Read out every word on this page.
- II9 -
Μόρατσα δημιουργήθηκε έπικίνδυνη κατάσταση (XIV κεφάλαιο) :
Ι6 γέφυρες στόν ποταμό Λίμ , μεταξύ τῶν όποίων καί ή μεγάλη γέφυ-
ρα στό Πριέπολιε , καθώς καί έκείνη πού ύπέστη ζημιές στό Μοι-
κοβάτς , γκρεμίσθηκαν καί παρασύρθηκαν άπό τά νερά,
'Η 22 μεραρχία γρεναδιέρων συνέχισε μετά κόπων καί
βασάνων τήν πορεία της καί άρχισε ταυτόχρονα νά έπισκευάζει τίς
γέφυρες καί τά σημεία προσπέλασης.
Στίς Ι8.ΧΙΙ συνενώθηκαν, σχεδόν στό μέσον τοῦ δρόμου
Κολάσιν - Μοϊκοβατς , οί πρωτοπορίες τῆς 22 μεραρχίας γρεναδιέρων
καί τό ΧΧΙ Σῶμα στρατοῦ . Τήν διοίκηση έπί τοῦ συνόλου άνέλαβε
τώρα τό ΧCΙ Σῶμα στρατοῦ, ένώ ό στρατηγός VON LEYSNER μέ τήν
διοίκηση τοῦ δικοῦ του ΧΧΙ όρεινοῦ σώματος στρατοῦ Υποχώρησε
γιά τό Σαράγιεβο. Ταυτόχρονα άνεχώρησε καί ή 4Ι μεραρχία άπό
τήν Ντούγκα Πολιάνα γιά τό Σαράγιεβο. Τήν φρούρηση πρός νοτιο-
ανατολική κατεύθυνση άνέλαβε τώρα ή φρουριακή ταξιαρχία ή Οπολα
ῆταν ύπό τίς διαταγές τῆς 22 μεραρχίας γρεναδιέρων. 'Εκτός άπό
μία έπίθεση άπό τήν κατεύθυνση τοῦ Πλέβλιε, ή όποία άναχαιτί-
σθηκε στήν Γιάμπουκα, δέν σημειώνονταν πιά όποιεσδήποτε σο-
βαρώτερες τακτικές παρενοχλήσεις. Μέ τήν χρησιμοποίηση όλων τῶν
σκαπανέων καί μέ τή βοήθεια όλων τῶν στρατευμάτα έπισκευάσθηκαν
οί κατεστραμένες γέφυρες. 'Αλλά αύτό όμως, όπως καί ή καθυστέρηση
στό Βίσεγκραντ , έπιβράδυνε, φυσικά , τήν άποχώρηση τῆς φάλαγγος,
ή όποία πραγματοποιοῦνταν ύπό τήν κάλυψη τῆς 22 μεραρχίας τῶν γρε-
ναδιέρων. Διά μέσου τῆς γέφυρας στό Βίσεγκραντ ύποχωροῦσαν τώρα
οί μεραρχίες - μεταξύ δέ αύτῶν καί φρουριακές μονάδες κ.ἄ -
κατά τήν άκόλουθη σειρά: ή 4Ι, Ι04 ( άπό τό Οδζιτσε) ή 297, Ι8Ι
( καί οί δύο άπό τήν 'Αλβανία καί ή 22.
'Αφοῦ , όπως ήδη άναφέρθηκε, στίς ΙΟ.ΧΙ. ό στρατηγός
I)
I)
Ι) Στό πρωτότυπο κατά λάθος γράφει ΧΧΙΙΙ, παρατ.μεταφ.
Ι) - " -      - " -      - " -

____

Copy each line of the data above without altering a single character.

Read out every word on this page.
- II9 -
Μόρατσα δημιουργήθηκε έπικίνδυνη κατάσταση (XIV κεφάλαιο) :
Ι6 γέφυρες στόν ποταμό Λίμ , μεταξύ τῶν όποίων καί ή μεγάλη γέφυ-
ρα στό Πριέπολιε , καθώς καί έκείνη πού ύπέστη ζημιές στό Μοι-
κοβάτς , γκρεμίσθηκαν καί παρασύρθηκαν άπό τά νερά,
'Η 22 μεραρχία γρεναδιέρων συνέχισε μετά κόπων καί
βασάνων τήν πορεία της καί άρχισε ταυτόχρονα νά έπισκευάζει τίς
γέφυρες καί τά σημεία προσπέλασης.
Στίς Ι8.ΧΙΙ συνενώθηκαν, σχεδόν στό μέσον τοῦ δρόμου
Κολάσιν - Μοϊκοβατς , οί πρωτοπορίες τῆς 22 μεραρχίας γρεναδιέρων
καί τό ΧΧΙ Σῶμα στρατοῦ . Τήν διοίκηση έπί τοῦ συνόλου άνέλαβε
τώρα τό ΧCΙ Σῶμα στρατοῦ, ένώ ό στρατηγός VON LEYSNER μέ τήν
διοίκηση τοῦ δικοῦ του ΧΧΙ όρεινοῦ σώματος στρατοῦ Υποχώρησε
γιά τό Σαράγιεβο. Ταυτόχρονα άνεχώρησε καί ή 4Ι μεραρχία άπό
τήν Ντούγκα Πολιάνα γιά τό Σαράγιεβο. Τήν φρούρηση πρός νοτιο-
ανατολική κατεύθυνση άνέλαβε τώρα ή φρουριακή ταξιαρχία ή Οπολα
ῆταν ύπό τίς διαταγές τῆς 22 μεραρχίας γρεναδιέρων. 'Εκτός άπό
μία έπίθεση άπό τήν κατεύθυνση τοῦ Πλέβλιε, ή όποία άναχαιτί-
σθηκε στήν Γιάμπουκα, δέν σημειώνονταν πιά όποιεσδήποτε σο-
βαρώτερες τακτικές παρενοχλήσεις. Μέ τήν χρησιμοποίηση όλων τῶν
σκαπανέων καί μέ τή βοήθεια όλων τῶν στρατευμάτα έπισκευάσθηκαν
οί κατεστραμένες γέφυρες. 'Αλλά αύτό όμως, όπως καί ή καθυστέρηση
στό Βίσεγκραντ , έπιβράδυνε, φυσικά , τήν άποχώρηση τῆς φάλαγγος,
ή όποία πραγματοποιοῦνταν ύπό τήν κάλυψη τῆς 22 μεραρχίας τῶν γρε-
ναδιέρων. Διά μέσου τῆς γέφυρας στό Βίσεγκραντ ύποχωροῦσαν τώρα
οί μεραρχίες - μεταξύ δέ αύτῶν καί φρουριακές μονάδες κ.ἄ -
κατά τήν άκόλουθη σειρά: ή 4Ι, Ι04 ( άπό τό Οδζιτσε) ή 297, Ι8Ι
( καί οί δύο άπό τήν 'Αλβανία καί ή 22.
'Αφοῦ , όπως ήδη άναφέρθηκε, στίς ΙΟ.ΧΙ. ό στρατηγός
I)
I)
Ι) Στό πρωτότυπο κατά λάθος γράφει ΧΧΙΙΙ, παρατ.μεταφ.
Ι) - " -      - " -      - " -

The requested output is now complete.